▶ **Text to read**
START
In tune with Immanuel Kant's vision of a world state based on the voluntary political union of all countries of this planet in order to avoid colonialism and in particular any future war ("Idee zu einer allgemeinen Geschichte in weltbürgerlicher Absicht", 1784; "Zum ewigen Frieden", 1795), some of these scenarios depict an egalitarian and utopian world supervised (rather than controlled) by a benevolent (and usually democratic) world government. Others, however, describe the effects of a totalitarian regime which, after having seized power in one country, annexes the rest of the world in order to dominate and oppress all mankind.

One major influence was Edward Bellamy's Looking Backward. The best-known advocate of world government was H. G. Wells. He describes such a system in The Shape of Things to Come, Men Like Gods and The World Set Free.

Some writers have also parodied the idea: E. M. Forster's The Machine Stops (1909) and Aldous Huxley's 1932 novel Brave New World. Wells himself wrote The Sleeper Awakes, an early vision of a dystopian world.
END
▶ **Data extract**
START
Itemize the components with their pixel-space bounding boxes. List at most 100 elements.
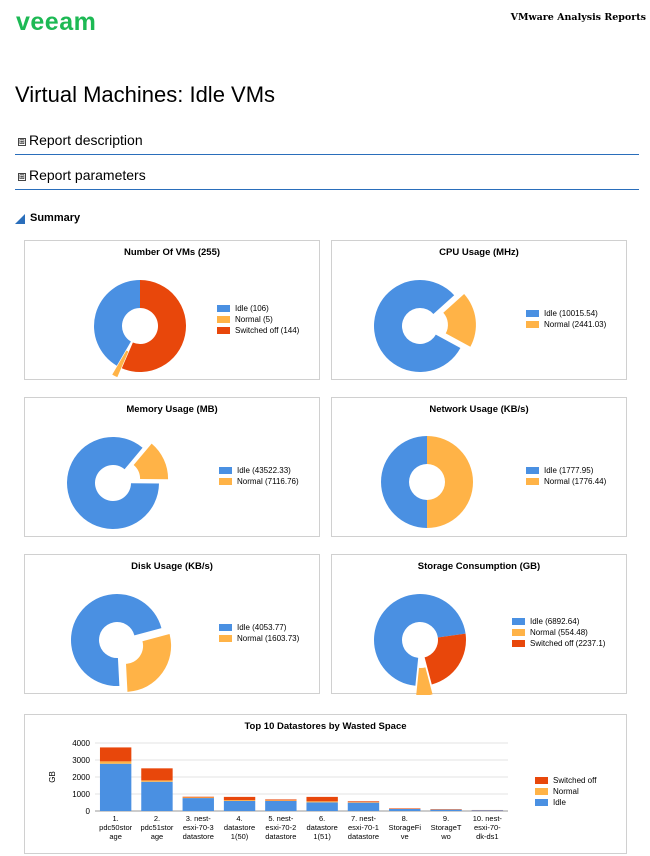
END
▶ **Exercise description**
Answer these questions from the text on world government in fiction, one per line.
1. In what year was Kant's "Zum ewigen Frieden" published?
2. Which work by Edward Bellamy is called a major influence?
3. In what year was Aldous Huxley's Brave New World published?

▶ **Complete response**
1. 1795
2. Looking Backward
3. 1932